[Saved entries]

━━━━

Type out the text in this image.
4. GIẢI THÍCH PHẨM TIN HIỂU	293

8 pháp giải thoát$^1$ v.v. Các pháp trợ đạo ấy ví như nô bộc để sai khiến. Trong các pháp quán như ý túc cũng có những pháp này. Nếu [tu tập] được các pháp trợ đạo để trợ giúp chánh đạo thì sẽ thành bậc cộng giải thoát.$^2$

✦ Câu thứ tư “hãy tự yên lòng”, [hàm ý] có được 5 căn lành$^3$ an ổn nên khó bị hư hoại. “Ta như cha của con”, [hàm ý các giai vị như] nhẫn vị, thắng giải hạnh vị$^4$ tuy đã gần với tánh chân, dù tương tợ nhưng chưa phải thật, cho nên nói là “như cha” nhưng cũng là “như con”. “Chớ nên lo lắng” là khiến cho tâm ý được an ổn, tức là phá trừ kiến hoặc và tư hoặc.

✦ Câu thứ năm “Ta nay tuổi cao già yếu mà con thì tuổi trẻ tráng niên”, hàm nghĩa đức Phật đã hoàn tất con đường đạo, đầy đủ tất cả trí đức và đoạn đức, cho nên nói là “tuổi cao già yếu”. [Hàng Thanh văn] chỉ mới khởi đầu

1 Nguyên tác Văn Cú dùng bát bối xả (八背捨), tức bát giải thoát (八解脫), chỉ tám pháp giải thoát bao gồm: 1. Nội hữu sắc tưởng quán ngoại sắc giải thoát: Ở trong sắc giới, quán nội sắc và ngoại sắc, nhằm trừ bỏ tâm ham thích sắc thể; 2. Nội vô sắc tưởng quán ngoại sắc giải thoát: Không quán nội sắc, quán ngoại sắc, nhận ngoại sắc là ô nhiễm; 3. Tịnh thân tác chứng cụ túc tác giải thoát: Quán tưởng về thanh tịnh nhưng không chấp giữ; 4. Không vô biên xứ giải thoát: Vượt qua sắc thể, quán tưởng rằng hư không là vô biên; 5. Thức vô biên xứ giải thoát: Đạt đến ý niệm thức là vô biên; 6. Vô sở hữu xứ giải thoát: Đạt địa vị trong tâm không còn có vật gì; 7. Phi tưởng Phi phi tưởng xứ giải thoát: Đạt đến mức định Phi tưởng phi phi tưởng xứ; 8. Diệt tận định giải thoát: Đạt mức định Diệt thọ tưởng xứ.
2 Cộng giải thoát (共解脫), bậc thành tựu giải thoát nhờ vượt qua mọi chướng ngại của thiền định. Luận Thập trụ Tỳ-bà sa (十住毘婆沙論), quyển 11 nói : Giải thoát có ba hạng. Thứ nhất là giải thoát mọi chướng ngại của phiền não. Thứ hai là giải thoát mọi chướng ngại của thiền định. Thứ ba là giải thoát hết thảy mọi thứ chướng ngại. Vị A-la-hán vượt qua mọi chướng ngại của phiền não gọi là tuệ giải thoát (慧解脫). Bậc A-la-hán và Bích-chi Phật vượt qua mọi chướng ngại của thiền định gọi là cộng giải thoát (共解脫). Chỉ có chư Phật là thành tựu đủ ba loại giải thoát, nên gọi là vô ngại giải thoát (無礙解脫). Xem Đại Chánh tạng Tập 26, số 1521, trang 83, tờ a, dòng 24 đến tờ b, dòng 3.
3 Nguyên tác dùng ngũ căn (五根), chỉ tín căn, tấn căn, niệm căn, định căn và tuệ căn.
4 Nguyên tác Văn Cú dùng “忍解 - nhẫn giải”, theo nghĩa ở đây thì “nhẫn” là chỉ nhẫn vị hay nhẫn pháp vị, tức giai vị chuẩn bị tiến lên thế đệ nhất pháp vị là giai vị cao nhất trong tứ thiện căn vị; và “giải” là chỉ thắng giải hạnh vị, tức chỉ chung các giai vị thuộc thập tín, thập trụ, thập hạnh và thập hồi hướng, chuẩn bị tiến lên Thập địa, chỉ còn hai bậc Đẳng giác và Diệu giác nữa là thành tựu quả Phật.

━━━━

- _REQUIREMENTS_:
Set down all of the data above, word for word.

- _THE RESULT_:
Type out the text in this image.
4. GIẢI THÍCH PHẨM TIN HIỂU	293

8 pháp giải thoát$^1$ v.v. Các pháp trợ đạo ấy ví như nô bộc để sai khiến. Trong các pháp quán như ý túc cũng có những pháp này. Nếu [tu tập] được các pháp trợ đạo để trợ giúp chánh đạo thì sẽ thành bậc cộng giải thoát.$^2$

✦ Câu thứ tư “hãy tự yên lòng”, [hàm ý] có được 5 căn lành$^3$ an ổn nên khó bị hư hoại. “Ta như cha của con”, [hàm ý các giai vị như] nhẫn vị, thắng giải hạnh vị$^4$ tuy đã gần với tánh chân, dù tương tợ nhưng chưa phải thật, cho nên nói là “như cha” nhưng cũng là “như con”. “Chớ nên lo lắng” là khiến cho tâm ý được an ổn, tức là phá trừ kiến hoặc và tư hoặc.

✦ Câu thứ năm “Ta nay tuổi cao già yếu mà con thì tuổi trẻ tráng niên”, hàm nghĩa đức Phật đã hoàn tất con đường đạo, đầy đủ tất cả trí đức và đoạn đức, cho nên nói là “tuổi cao già yếu”. [Hàng Thanh văn] chỉ mới khởi đầu

1 Nguyên tác Văn Cú dùng bát bối xả (八背捨), tức bát giải thoát (八解脫), chỉ tám pháp giải thoát bao gồm: 1. Nội hữu sắc tưởng quán ngoại sắc giải thoát: Ở trong sắc giới, quán nội sắc và ngoại sắc, nhằm trừ bỏ tâm ham thích sắc thể; 2. Nội vô sắc tưởng quán ngoại sắc giải thoát: Không quán nội sắc, quán ngoại sắc, nhận ngoại sắc là ô nhiễm; 3. Tịnh thân tác chứng cụ túc tác giải thoát: Quán tưởng về thanh tịnh nhưng không chấp giữ; 4. Không vô biên xứ giải thoát: Vượt qua sắc thể, quán tưởng rằng hư không là vô biên; 5. Thức vô biên xứ giải thoát: Đạt đến ý niệm thức là vô biên; 6. Vô sở hữu xứ giải thoát: Đạt địa vị trong tâm không còn có vật gì; 7. Phi tưởng Phi phi tưởng xứ giải thoát: Đạt đến mức định Phi tưởng phi phi tưởng xứ; 8. Diệt tận định giải thoát: Đạt mức định Diệt thọ tưởng xứ.
2 Cộng giải thoát (共解脫), bậc thành tựu giải thoát nhờ vượt qua mọi chướng ngại của thiền định. Luận Thập trụ Tỳ-bà sa (十住毘婆沙論), quyển 11 nói : Giải thoát có ba hạng. Thứ nhất là giải thoát mọi chướng ngại của phiền não. Thứ hai là giải thoát mọi chướng ngại của thiền định. Thứ ba là giải thoát hết thảy mọi thứ chướng ngại. Vị A-la-hán vượt qua mọi chướng ngại của phiền não gọi là tuệ giải thoát (慧解脫). Bậc A-la-hán và Bích-chi Phật vượt qua mọi chướng ngại của thiền định gọi là cộng giải thoát (共解脫). Chỉ có chư Phật là thành tựu đủ ba loại giải thoát, nên gọi là vô ngại giải thoát (無礙解脫). Xem Đại Chánh tạng Tập 26, số 1521, trang 83, tờ a, dòng 24 đến tờ b, dòng 3.
3 Nguyên tác dùng ngũ căn (五根), chỉ tín căn, tấn căn, niệm căn, định căn và tuệ căn.
4 Nguyên tác Văn Cú dùng “忍解 - nhẫn giải”, theo nghĩa ở đây thì “nhẫn” là chỉ nhẫn vị hay nhẫn pháp vị, tức giai vị chuẩn bị tiến lên thế đệ nhất pháp vị là giai vị cao nhất trong tứ thiện căn vị; và “giải” là chỉ thắng giải hạnh vị, tức chỉ chung các giai vị thuộc thập tín, thập trụ, thập hạnh và thập hồi hướng, chuẩn bị tiến lên Thập địa, chỉ còn hai bậc Đẳng giác và Diệu giác nữa là thành tựu quả Phật.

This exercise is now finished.